→ **YOUR TASK**
Gather up the lines that contain "самообразованія".

#####

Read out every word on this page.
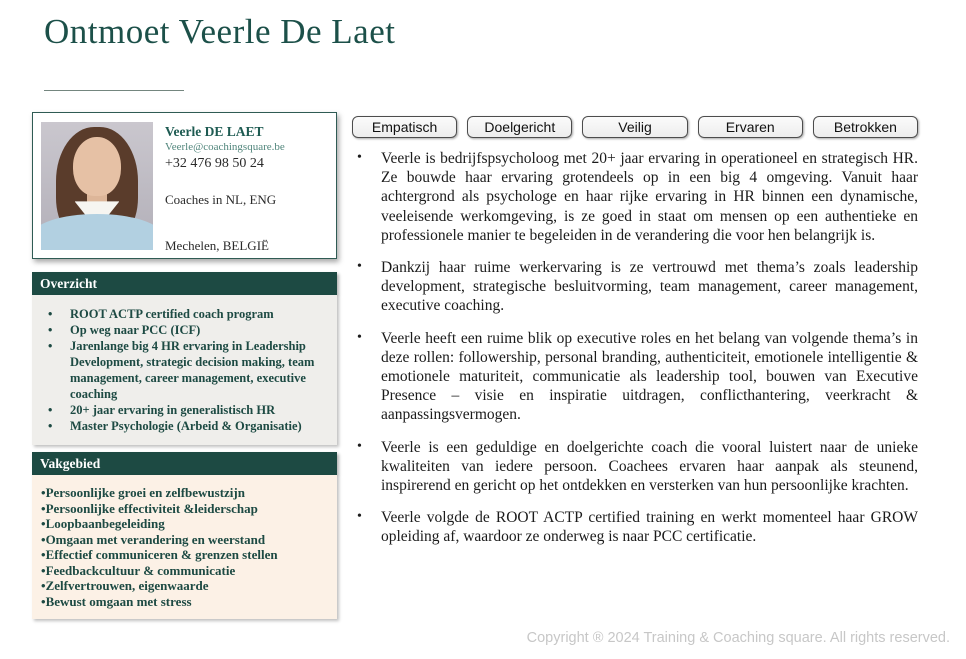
Ontmoet Veerle De Laet
Veerle DE LAET
Veerle@coachingsquare.be
+32 476 98 50 24
Coaches in NL, ENG
Mechelen, BELGIË
Overzicht
• ROOT ACTP certified coach program
• Op weg naar PCC (ICF)
• Jarenlange big 4 HR ervaring in Leadership Development, strategic decision making, team management, career management, executive coaching
• 20+ jaar ervaring in generalistisch HR
• Master Psychologie (Arbeid & Organisatie)
Vakgebied
• Persoonlijke groei en zelfbewustzijn
• Persoonlijke effectiviteit &leiderschap
• Loopbaanbegeleiding
• Omgaan met verandering en weerstand
• Effectief communiceren & grenzen stellen
• Feedbackcultuur & communicatie
• Zelfvertrouwen, eigenwaarde
• Bewust omgaan met stress
Empatisch	Doelgericht	Veilig	Ervaren	Betrokken
•	Veerle is bedrijfspsycholoog met 20+ jaar ervaring in operationeel en strategisch HR. Ze bouwde haar ervaring grotendeels op in een big 4 omgeving. Vanuit haar achtergrond als psychologe en haar rijke ervaring in HR binnen een dynamische, veeleisende werkomgeving, is ze goed in staat om mensen op een authentieke en professionele manier te begeleiden in de verandering die voor hen belangrijk is.

•	Dankzij haar ruime werkervaring is ze vertrouwd met thema’s zoals leadership development, strategische besluitvorming, team management, career management, executive coaching.

•	Veerle heeft een ruime blik op executive roles en het belang van volgende thema’s in deze rollen: followership, personal branding, authenticiteit, emotionele intelligentie & emotionele maturiteit, communicatie als leadership tool, bouwen van Executive Presence – visie en inspiratie uitdragen, conflicthantering, veerkracht & aanpassingsvermogen.

•	Veerle is een geduldige en doelgerichte coach die vooral luistert naar de unieke kwaliteiten van iedere persoon. Coachees ervaren haar aanpak als steunend, inspirerend en gericht op het ontdekken en versterken van hun persoonlijke krachten.

•	Veerle volgde de ROOT ACTP certified training en werkt momenteel haar GROW opleiding af, waardoor ze onderweg is naar PCC certificatie.

Copyright ® 2024 Training & Coaching square. All rights reserved.
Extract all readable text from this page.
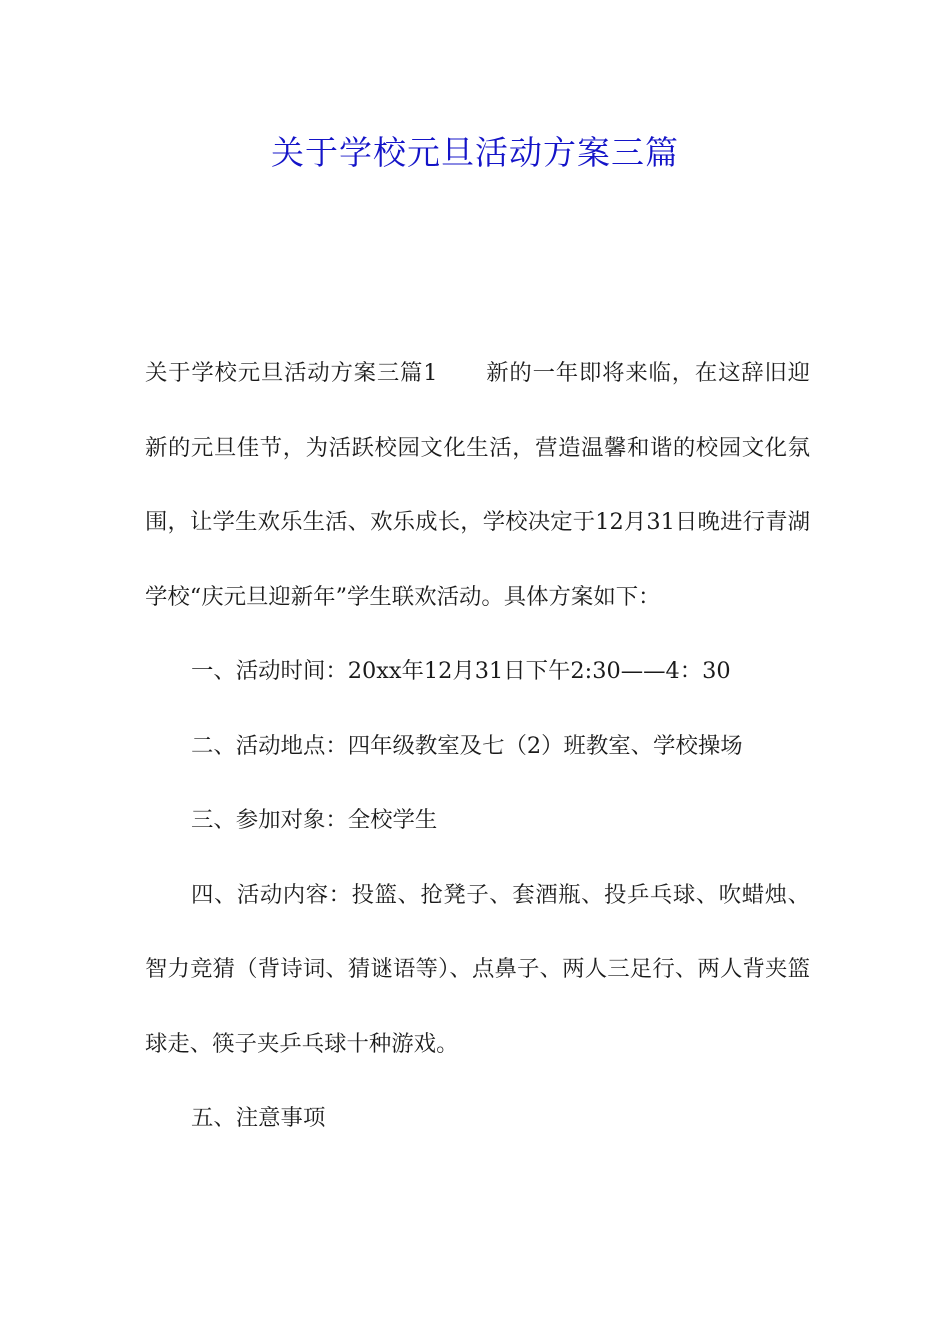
关于学校元旦活动方案三篇

关于学校元旦活动方案三篇1 新的一年即将来临，在这辞旧迎新的元旦佳节，为活跃校园文化生活，营造温馨和谐的校园文化氛围，让学生欢乐生活、欢乐成长，学校决定于12月31日晚进行青湖学校“庆元旦迎新年”学生联欢活动。具体方案如下：

一、活动时间：20xx年12月31日下午2:30——4：30

二、活动地点：四年级教室及七（2）班教室、学校操场

三、参加对象：全校学生

四、活动内容：投篮、抢凳子、套酒瓶、投乒乓球、吹蜡烛、智力竞猜（背诗词、猜谜语等）、点鼻子、两人三足行、两人背夹篮球走、筷子夹乒乓球十种游戏。

五、注意事项
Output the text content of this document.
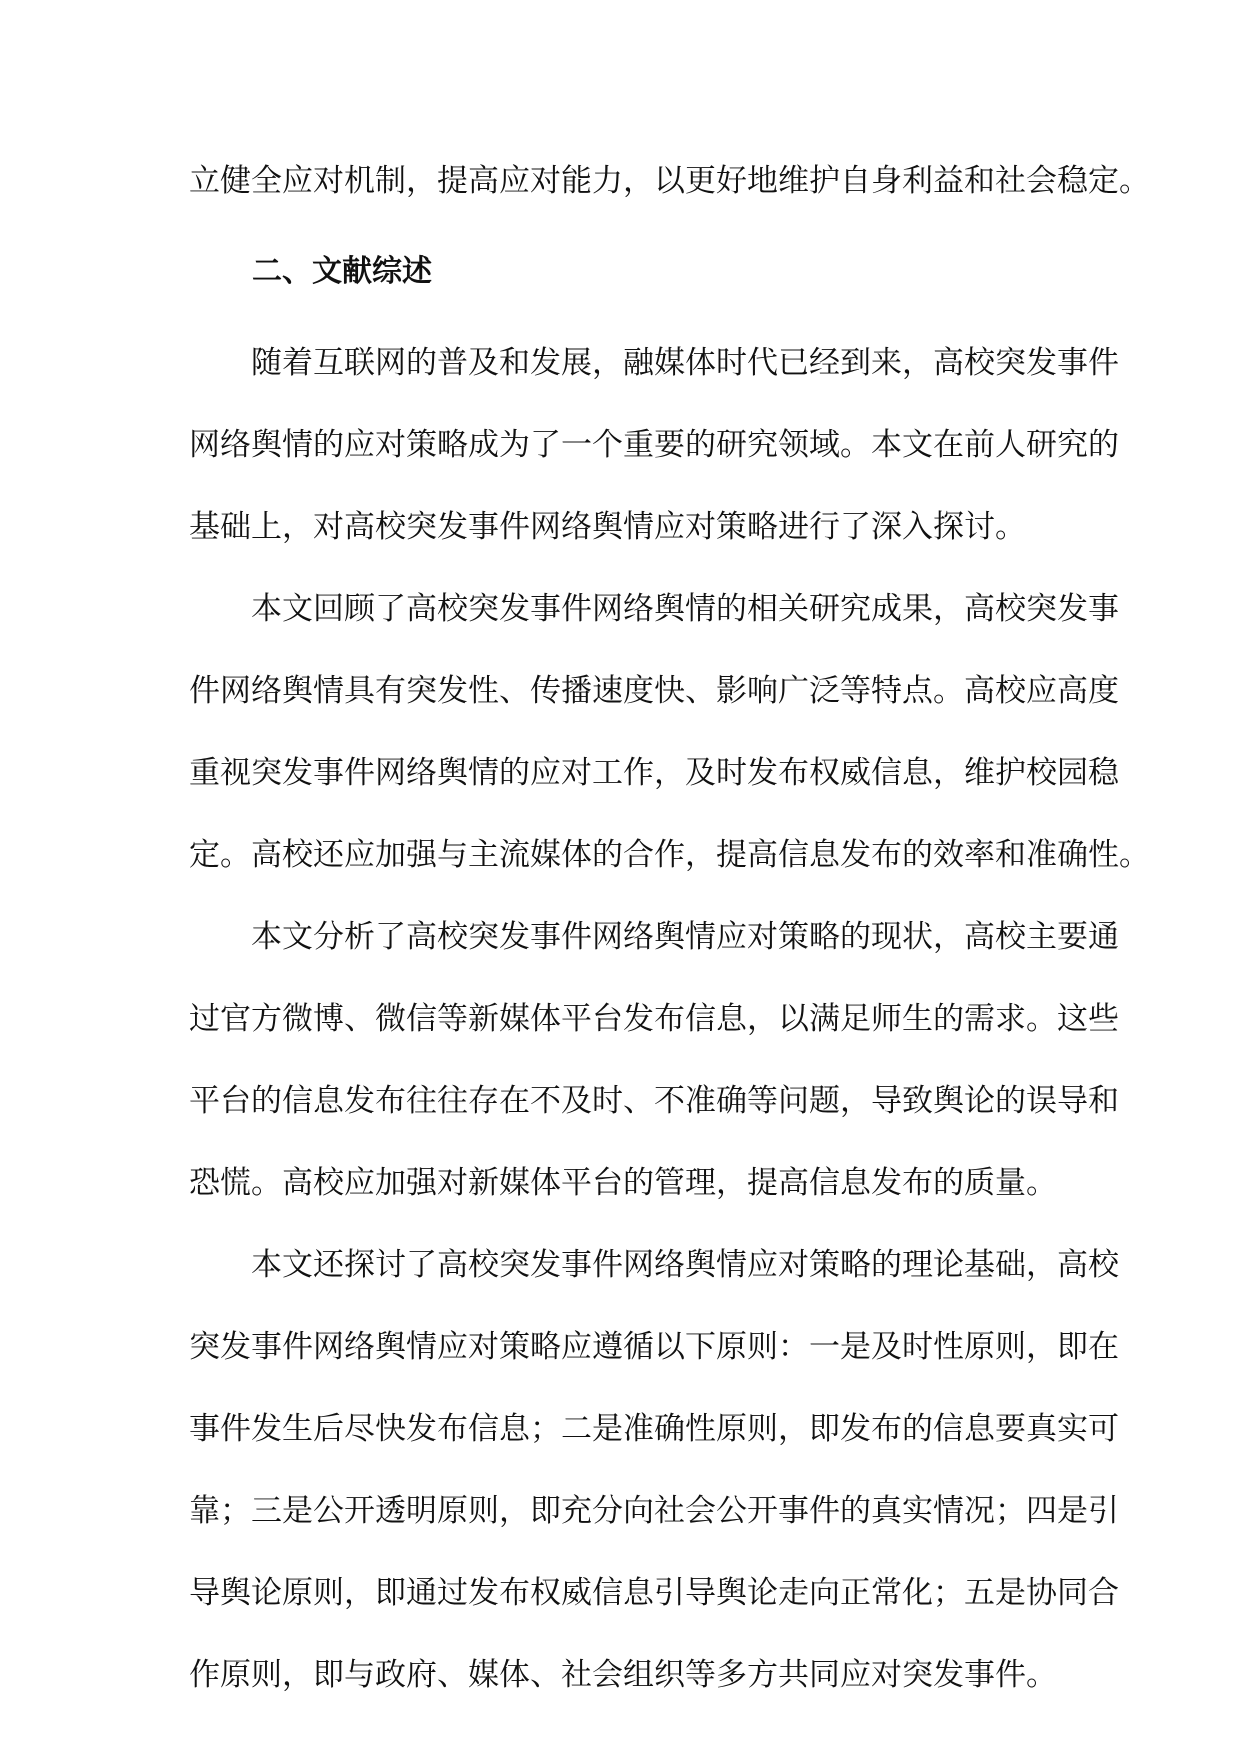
立健全应对机制，提高应对能力，以更好地维护自身利益和社会稳定。
二、文献综述
随着互联网的普及和发展，融媒体时代已经到来，高校突发事件
网络舆情的应对策略成为了一个重要的研究领域。本文在前人研究的
基础上，对高校突发事件网络舆情应对策略进行了深入探讨。
本文回顾了高校突发事件网络舆情的相关研究成果，高校突发事
件网络舆情具有突发性、传播速度快、影响广泛等特点。高校应高度
重视突发事件网络舆情的应对工作，及时发布权威信息，维护校园稳
定。高校还应加强与主流媒体的合作，提高信息发布的效率和准确性。
本文分析了高校突发事件网络舆情应对策略的现状，高校主要通
过官方微博、微信等新媒体平台发布信息，以满足师生的需求。这些
平台的信息发布往往存在不及时、不准确等问题，导致舆论的误导和
恐慌。高校应加强对新媒体平台的管理，提高信息发布的质量。
本文还探讨了高校突发事件网络舆情应对策略的理论基础，高校
突发事件网络舆情应对策略应遵循以下原则：一是及时性原则，即在
事件发生后尽快发布信息；二是准确性原则，即发布的信息要真实可
靠；三是公开透明原则，即充分向社会公开事件的真实情况；四是引
导舆论原则，即通过发布权威信息引导舆论走向正常化；五是协同合
作原则，即与政府、媒体、社会组织等多方共同应对突发事件。
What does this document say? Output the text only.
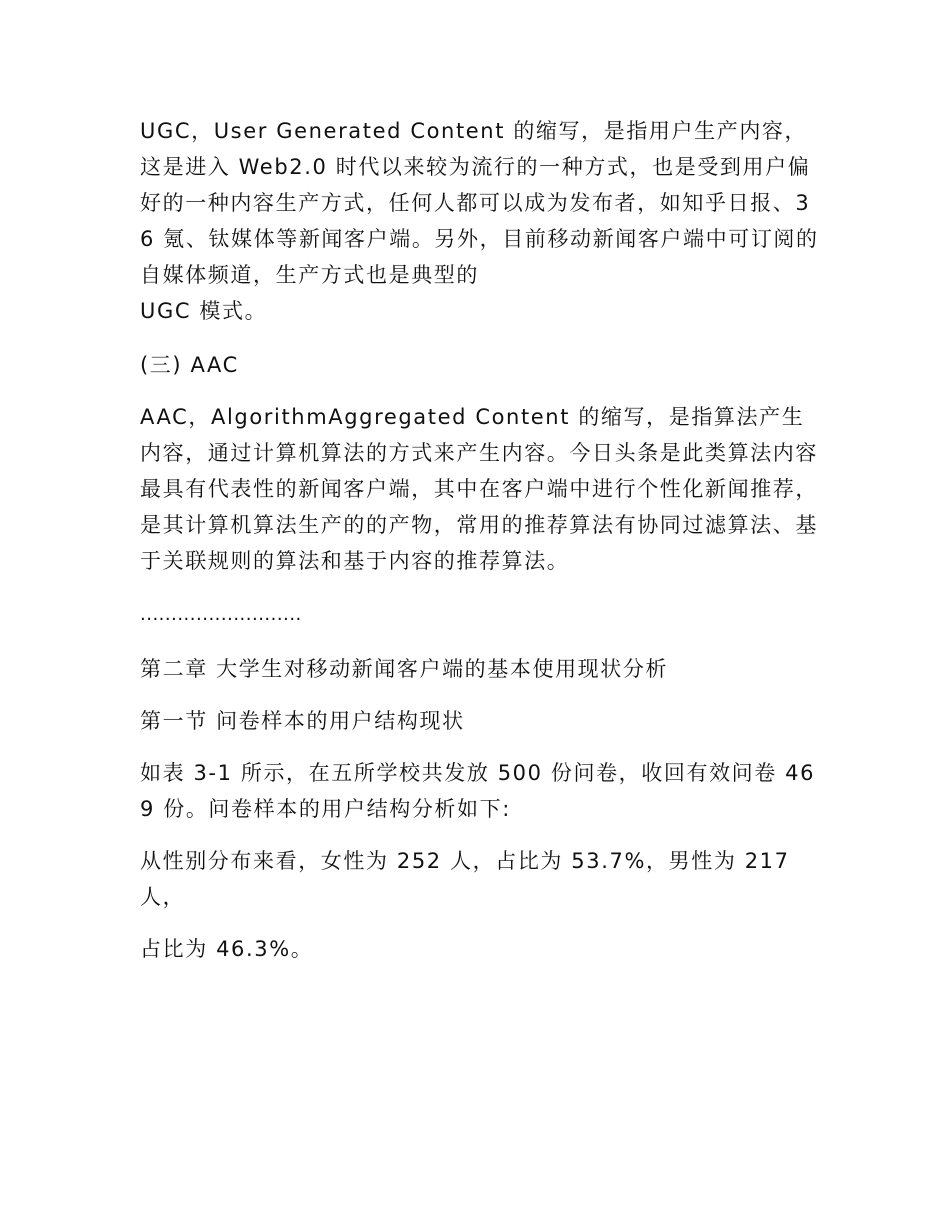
UGC，User Generated Content 的缩写，是指用户生产内容，这是进入 Web2.0 时代以来较为流行的一种方式，也是受到用户偏好的一种内容生产方式，任何人都可以成为发布者，如知乎日报、36 氪、钛媒体等新闻客户端。另外，目前移动新闻客户端中可订阅的自媒体频道，生产方式也是典型的

UGC 模式。

(三) AAC

AAC，AlgorithmAggregated Content 的缩写，是指算法产生内容，通过计算机算法的方式来产生内容。今日头条是此类算法内容最具有代表性的新闻客户端，其中在客户端中进行个性化新闻推荐，是其计算机算法生产的的产物，常用的推荐算法有协同过滤算法、基于关联规则的算法和基于内容的推荐算法。

..........................

第二章 大学生对移动新闻客户端的基本使用现状分析

第一节 问卷样本的用户结构现状

如表 3-1 所示，在五所学校共发放 500 份问卷，收回有效问卷 469 份。问卷样本的用户结构分析如下:

从性别分布来看，女性为 252 人，占比为 53.7%，男性为 217 人，

占比为 46.3%。
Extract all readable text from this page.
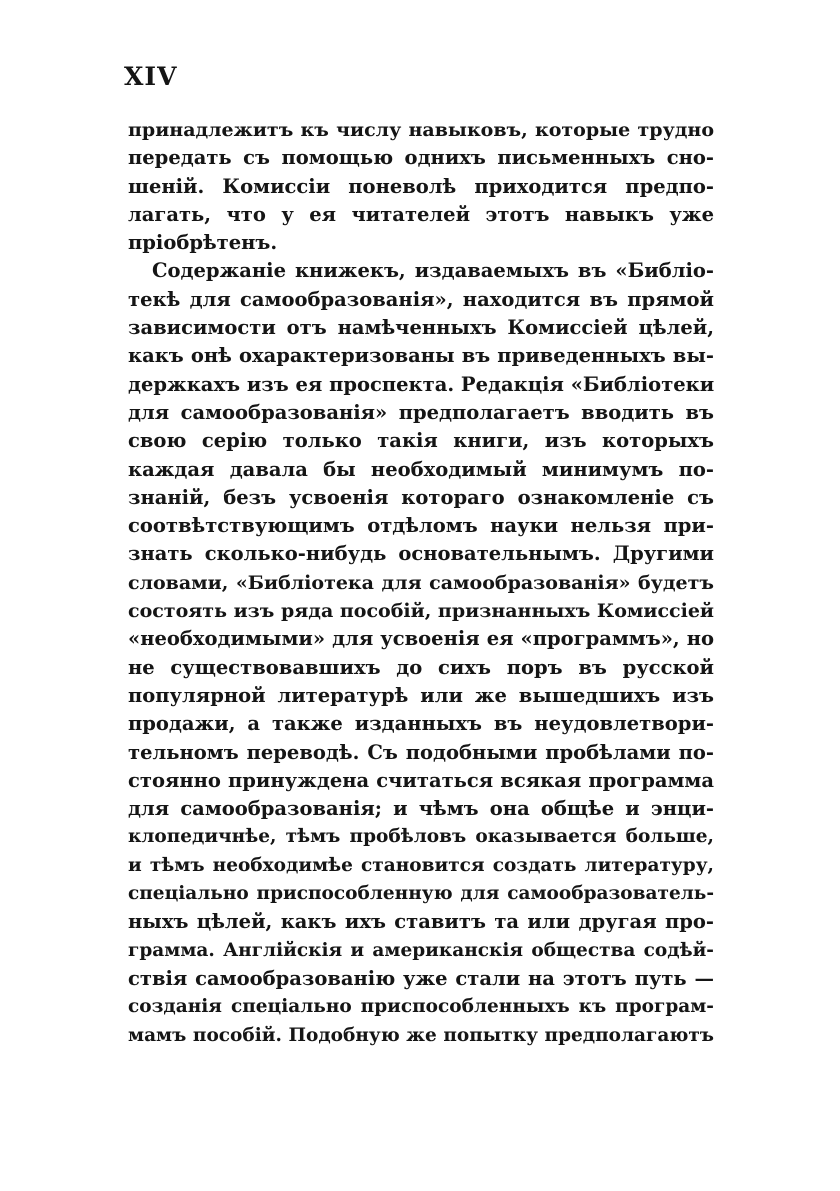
XIV
принадлежитъ къ числу навыковъ, которые трудно
передать съ помощью однихъ письменныхъ сно-
шеній. Комиссіи поневолѣ приходится предпо-
лагать, что у ея читателей этотъ навыкъ уже
пріобрѣтенъ.
Содержаніе книжекъ, издаваемыхъ въ «Библіо-
текѣ для самообразованія», находится въ прямой
зависимости отъ намѣченныхъ Комиссіей цѣлей,
какъ онѣ охарактеризованы въ приведенныхъ вы-
держкахъ изъ ея проспекта. Редакція «Библіотеки
для самообразованія» предполагаетъ вводить въ
свою серію только такія книги, изъ которыхъ
каждая давала бы необходимый минимумъ по-
знаній, безъ усвоенія котораго ознакомленіе съ
соотвѣтствующимъ отдѣломъ науки нельзя при-
знать сколько-нибудь основательнымъ. Другими
словами, «Библіотека для самообразованія» будетъ
состоять изъ ряда пособій, признанныхъ Комиссіей
«необходимыми» для усвоенія ея «программъ», но
не существовавшихъ до сихъ поръ въ русской
популярной литературѣ или же вышедшихъ изъ
продажи, а также изданныхъ въ неудовлетвори-
тельномъ переводѣ. Съ подобными пробѣлами по-
стоянно принуждена считаться всякая программа
для самообразованія; и чѣмъ она общѣе и энци-
клопедичнѣе, тѣмъ пробѣловъ оказывается больше,
и тѣмъ необходимѣе становится создать литературу,
спеціально приспособленную для самообразователь-
ныхъ цѣлей, какъ ихъ ставитъ та или другая про-
грамма. Англійскія и американскія общества содѣй-
ствія самообразованію уже стали на этотъ путь —
созданія спеціально приспособленныхъ къ програм-
мамъ пособій. Подобную же попытку предполагаютъ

#####

→ **FINISHED ANSWER**
текѣ для самообразованія», находится въ прямой
для самообразованія» предполагаетъ вводить въ
словами, «Библіотека для самообразованія» будетъ
для самообразованія; и чѣмъ она общѣе и энци-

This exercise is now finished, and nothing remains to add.